[Start of Passage shown]

Skip to main content

A circuit breaker for Time series databases like InfluxDB that prevents expensive queries

Project description

![logo](contrib/assets/protector_rabbit.png)

# Protector

A circuit breaker for Time Series Databases like InfluxDB

## Introduction

This project aims to create a protection mechanism for time series databases.
It prevents malicious queries that could overload the browser or the database itself.
**Currently only InfluxDB 0.8 is supported**. But other databases could be added as well.

Goals:

* Prevent malicious queries to Time Series Databases (e.g. InfluxDB) that could bring it down by running out of memory.
* Prevent the Browser from freezing because of too many incoming datapoints.
* Provide helpful error messages for rejected queries.

Protector is supposed to be **running between your dashboard solution and the database**.
For example, you should point Grafana to Protector instead of InfluxDB to filter the queries:

![logo](contrib/assets/diagram_protector.jpeg)

For more information on why we built this tool, please read our announcement post on the trivgo techblog.


## How it works

Protector checks each query against a list of rules before it even reaches the database.
Filtered queries will not be executed at all and an error message will be returned instead.
Rules can be specified in your `config.yaml`.

You can show a description of all available rules with `protector --show_rules`.

[End of Passage shown]
[Start of Extracted entries]

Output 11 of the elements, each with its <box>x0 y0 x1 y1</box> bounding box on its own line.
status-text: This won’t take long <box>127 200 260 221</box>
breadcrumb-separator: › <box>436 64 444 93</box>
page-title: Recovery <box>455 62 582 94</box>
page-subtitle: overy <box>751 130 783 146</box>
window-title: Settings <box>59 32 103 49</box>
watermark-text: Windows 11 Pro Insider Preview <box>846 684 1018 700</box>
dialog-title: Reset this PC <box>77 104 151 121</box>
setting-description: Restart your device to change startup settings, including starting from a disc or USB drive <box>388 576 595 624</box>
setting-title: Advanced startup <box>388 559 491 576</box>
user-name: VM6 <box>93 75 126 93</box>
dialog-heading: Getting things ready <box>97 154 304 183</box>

[End of Extracted entries]

# Task requirements
1. Answer these about the Protector description:
(a) Which database version is currently supported?
(b) Between which two things is Protector meant to run?
(c) In which file can rules be specified?
2. List every goal stated in the Protector description.
3. Set down the Protector description between "For more information" and "reaches the database.", inclusive.
None of the data is used here.

# Expected results
1.
(a) InfluxDB 0.8
(b) Between your dashboard solution and the database
(c) `config.yaml`

2.
- Prevent malicious queries to Time Series Databases (e.g. InfluxDB) that could bring it down by running out of memory.
- Prevent the Browser from freezing because of too many incoming datapoints.
- Provide helpful error messages for rejected queries.

3.
For more information on why we built this tool, please read our announcement post on the trivgo techblog.


## How it works

Protector checks each query against a list of rules before it even reaches the database.